Records supplied START

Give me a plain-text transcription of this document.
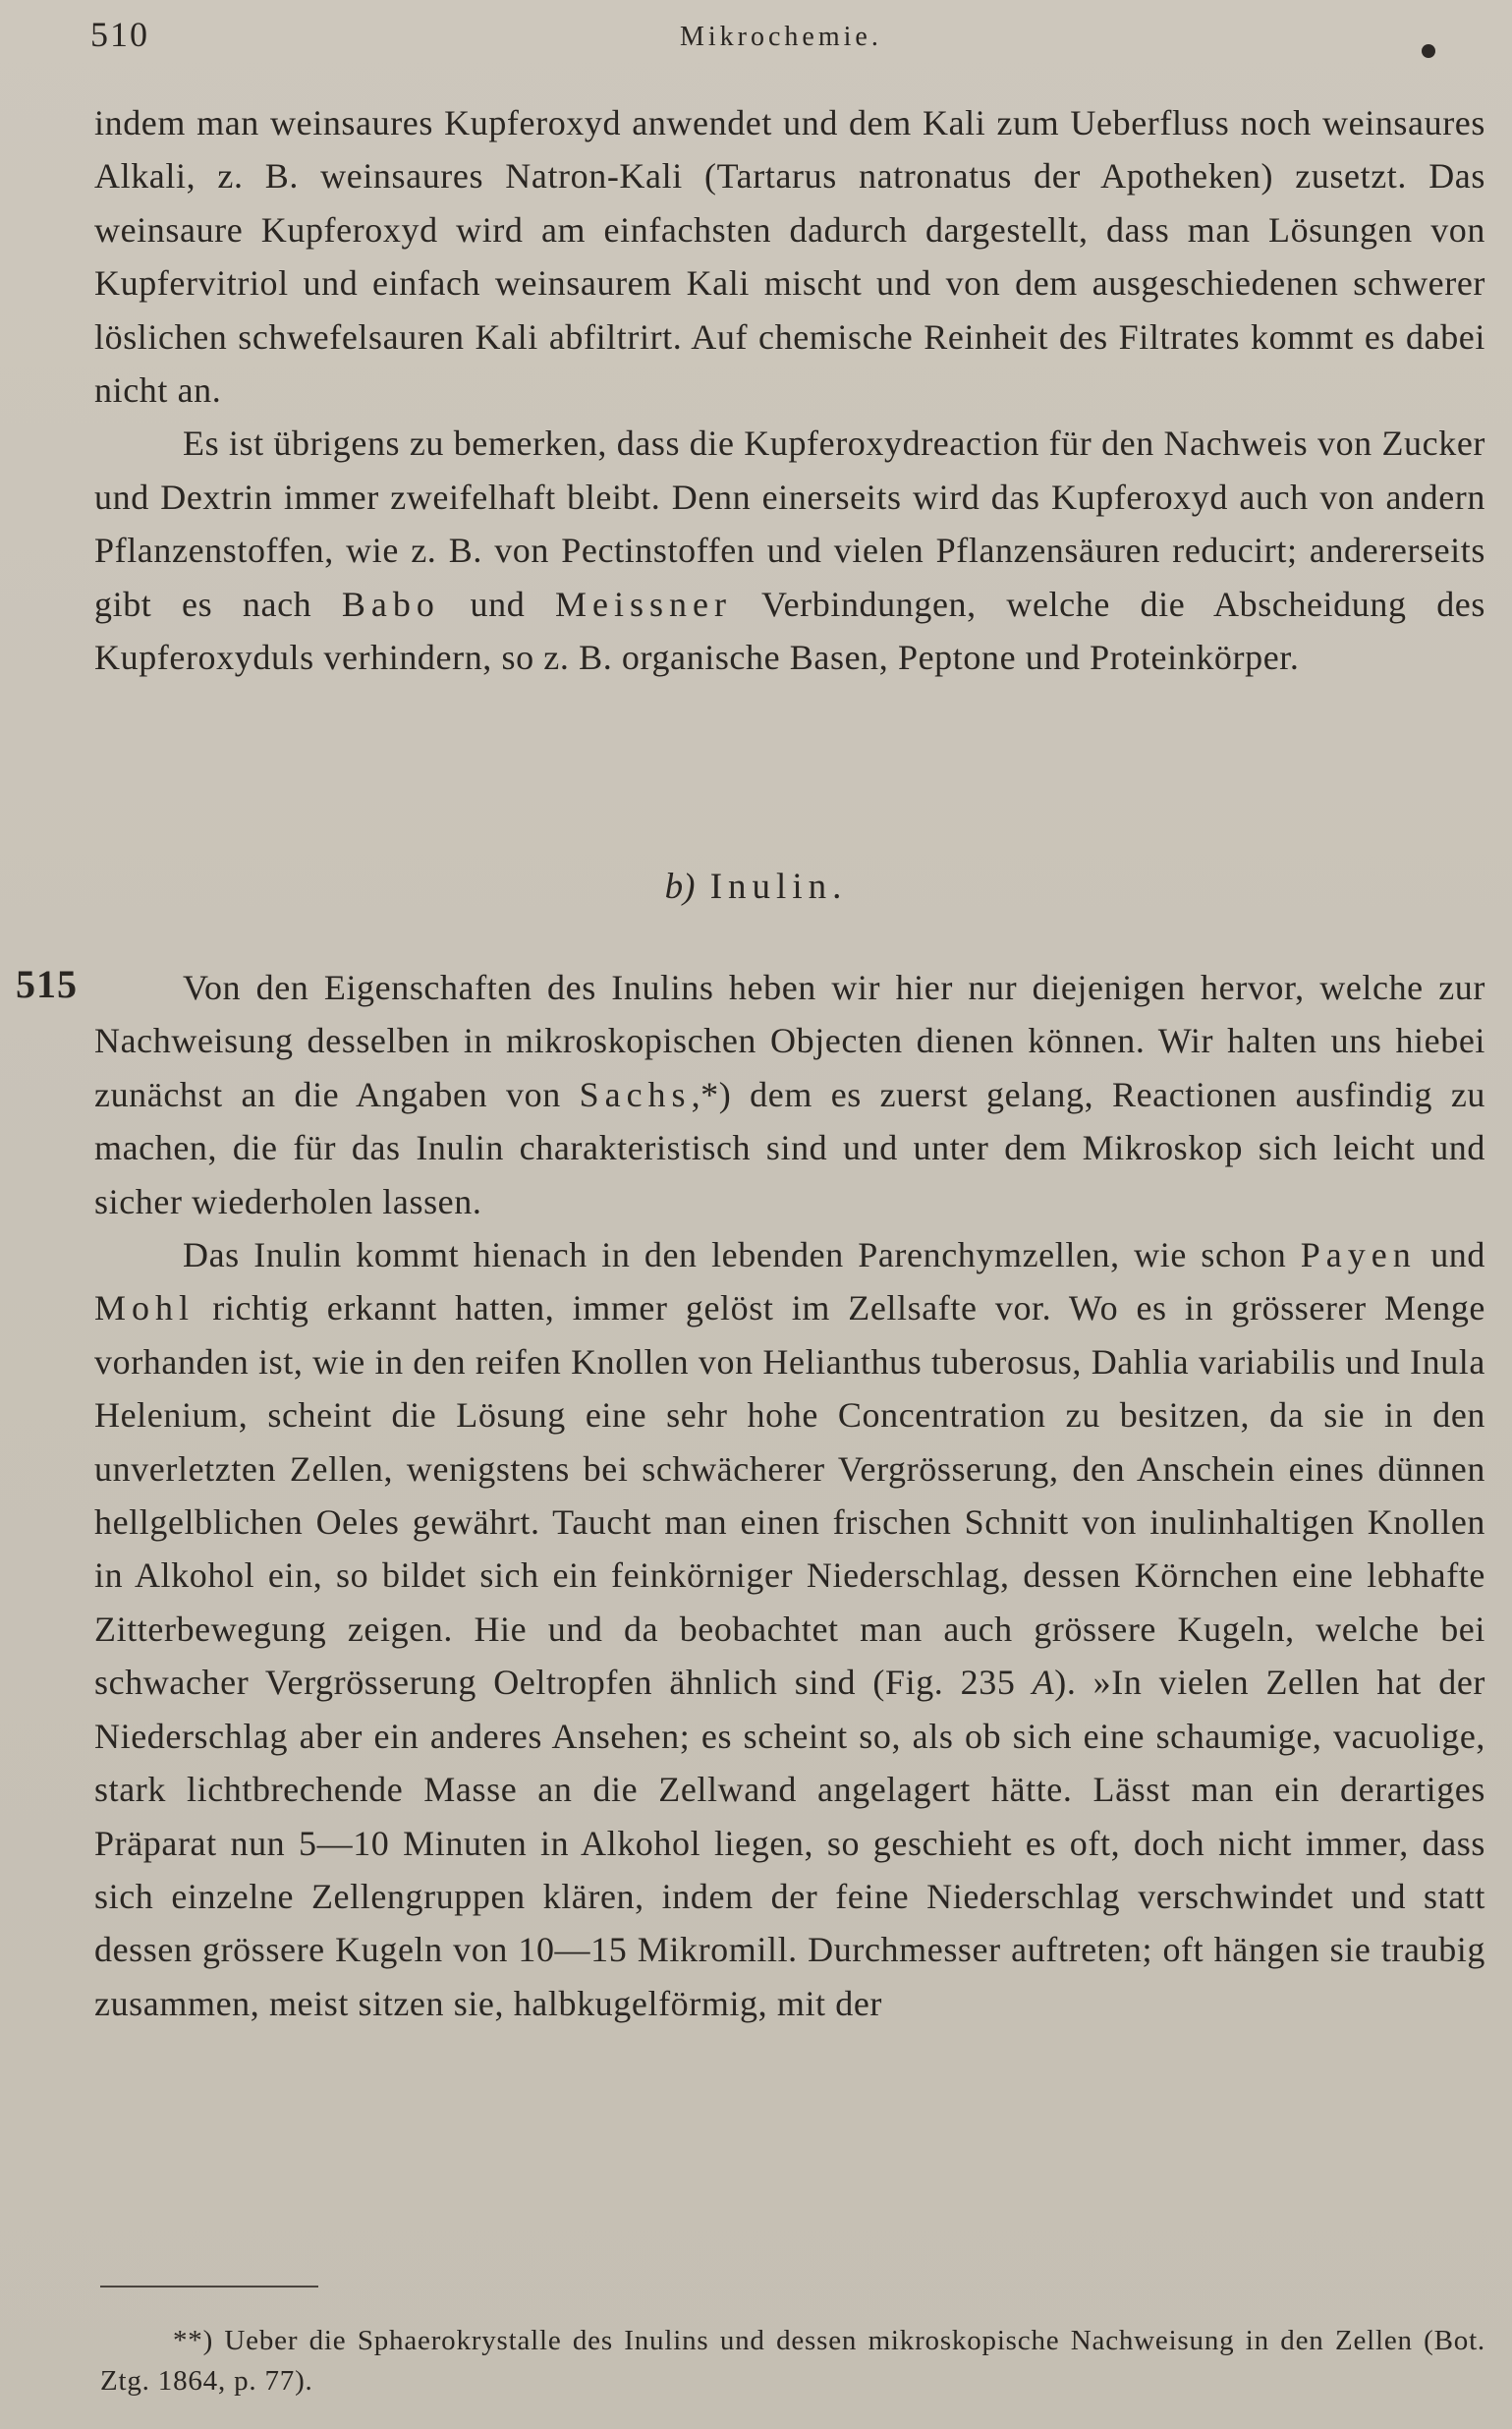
510	Mikrochemie.

indem man weinsaures Kupferoxyd anwendet und dem Kali zum Ueberfluss noch weinsaures Alkali, z. B. weinsaures Natron-Kali (Tartarus natronatus der Apotheken) zusetzt. Das weinsaure Kupferoxyd wird am einfachsten dadurch dargestellt, dass man Lösungen von Kupfervitriol und einfach weinsaurem Kali mischt und von dem ausgeschiedenen schwerer löslichen schwefelsauren Kali abfiltrirt. Auf chemische Reinheit des Filtrates kommt es dabei nicht an.

Es ist übrigens zu bemerken, dass die Kupferoxydreaction für den Nachweis von Zucker und Dextrin immer zweifelhaft bleibt. Denn einerseits wird das Kupferoxyd auch von andern Pflanzenstoffen, wie z. B. von Pectinstoffen und vielen Pflanzensäuren reducirt; andererseits gibt es nach Babo und Meissner Verbindungen, welche die Abscheidung des Kupferoxyduls verhindern, so z. B. organische Basen, Peptone und Proteinkörper.

b) Inulin.
515	Von den Eigenschaften des Inulins heben wir hier nur diejenigen hervor, welche zur Nachweisung desselben in mikroskopischen Objecten dienen können. Wir halten uns hiebei zunächst an die Angaben von Sachs,*) dem es zuerst gelang, Reactionen ausfindig zu machen, die für das Inulin charakteristisch sind und unter dem Mikroskop sich leicht und sicher wiederholen lassen.

Das Inulin kommt hienach in den lebenden Parenchymzellen, wie schon Payen und Mohl richtig erkannt hatten, immer gelöst im Zellsafte vor. Wo es in grösserer Menge vorhanden ist, wie in den reifen Knollen von Helianthus tuberosus, Dahlia variabilis und Inula Helenium, scheint die Lösung eine sehr hohe Concentration zu besitzen, da sie in den unverletzten Zellen, wenigstens bei schwächerer Vergrösserung, den Anschein eines dünnen hellgelblichen Oeles gewährt. Taucht man einen frischen Schnitt von inulinhaltigen Knollen in Alkohol ein, so bildet sich ein feinkörniger Niederschlag, dessen Körnchen eine lebhafte Zitterbewegung zeigen. Hie und da beobachtet man auch grössere Kugeln, welche bei schwacher Vergrösserung Oeltropfen ähnlich sind (Fig. 235 A). »In vielen Zellen hat der Niederschlag aber ein anderes Ansehen; es scheint so, als ob sich eine schaumige, vacuolige, stark lichtbrechende Masse an die Zellwand angelagert hätte. Lässt man ein derartiges Präparat nun 5—10 Minuten in Alkohol liegen, so geschieht es oft, doch nicht immer, dass sich einzelne Zellengruppen klären, indem der feine Niederschlag verschwindet und statt dessen grössere Kugeln von 10—15 Mikromill. Durchmesser auftreten; oft hängen sie traubig zusammen, meist sitzen sie, halbkugelförmig, mit der

**) Ueber die Sphaerokrystalle des Inulins und dessen mikroskopische Nachweisung in den Zellen (Bot. Ztg. 1864, p. 77).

Records supplied END

Directions.
The entries above should be retyped word for word, with all pictures omitted.

Task output.
Give me a plain-text transcription of this document.
510	Mikrochemie.

indem man weinsaures Kupferoxyd anwendet und dem Kali zum Ueberfluss noch weinsaures Alkali, z. B. weinsaures Natron-Kali (Tartarus natronatus der Apotheken) zusetzt. Das weinsaure Kupferoxyd wird am einfachsten dadurch dargestellt, dass man Lösungen von Kupfervitriol und einfach weinsaurem Kali mischt und von dem ausgeschiedenen schwerer löslichen schwefelsauren Kali abfiltrirt. Auf chemische Reinheit des Filtrates kommt es dabei nicht an.

Es ist übrigens zu bemerken, dass die Kupferoxydreaction für den Nachweis von Zucker und Dextrin immer zweifelhaft bleibt. Denn einerseits wird das Kupferoxyd auch von andern Pflanzenstoffen, wie z. B. von Pectinstoffen und vielen Pflanzensäuren reducirt; andererseits gibt es nach Babo und Meissner Verbindungen, welche die Abscheidung des Kupferoxyduls verhindern, so z. B. organische Basen, Peptone und Proteinkörper.

b) Inulin.
515	Von den Eigenschaften des Inulins heben wir hier nur diejenigen hervor, welche zur Nachweisung desselben in mikroskopischen Objecten dienen können. Wir halten uns hiebei zunächst an die Angaben von Sachs,*) dem es zuerst gelang, Reactionen ausfindig zu machen, die für das Inulin charakteristisch sind und unter dem Mikroskop sich leicht und sicher wiederholen lassen.

Das Inulin kommt hienach in den lebenden Parenchymzellen, wie schon Payen und Mohl richtig erkannt hatten, immer gelöst im Zellsafte vor. Wo es in grösserer Menge vorhanden ist, wie in den reifen Knollen von Helianthus tuberosus, Dahlia variabilis und Inula Helenium, scheint die Lösung eine sehr hohe Concentration zu besitzen, da sie in den unverletzten Zellen, wenigstens bei schwächerer Vergrösserung, den Anschein eines dünnen hellgelblichen Oeles gewährt. Taucht man einen frischen Schnitt von inulinhaltigen Knollen in Alkohol ein, so bildet sich ein feinkörniger Niederschlag, dessen Körnchen eine lebhafte Zitterbewegung zeigen. Hie und da beobachtet man auch grössere Kugeln, welche bei schwacher Vergrösserung Oeltropfen ähnlich sind (Fig. 235 A). »In vielen Zellen hat der Niederschlag aber ein anderes Ansehen; es scheint so, als ob sich eine schaumige, vacuolige, stark lichtbrechende Masse an die Zellwand angelagert hätte. Lässt man ein derartiges Präparat nun 5—10 Minuten in Alkohol liegen, so geschieht es oft, doch nicht immer, dass sich einzelne Zellengruppen klären, indem der feine Niederschlag verschwindet und statt dessen grössere Kugeln von 10—15 Mikromill. Durchmesser auftreten; oft hängen sie traubig zusammen, meist sitzen sie, halbkugelförmig, mit der

**) Ueber die Sphaerokrystalle des Inulins und dessen mikroskopische Nachweisung in den Zellen (Bot. Ztg. 1864, p. 77).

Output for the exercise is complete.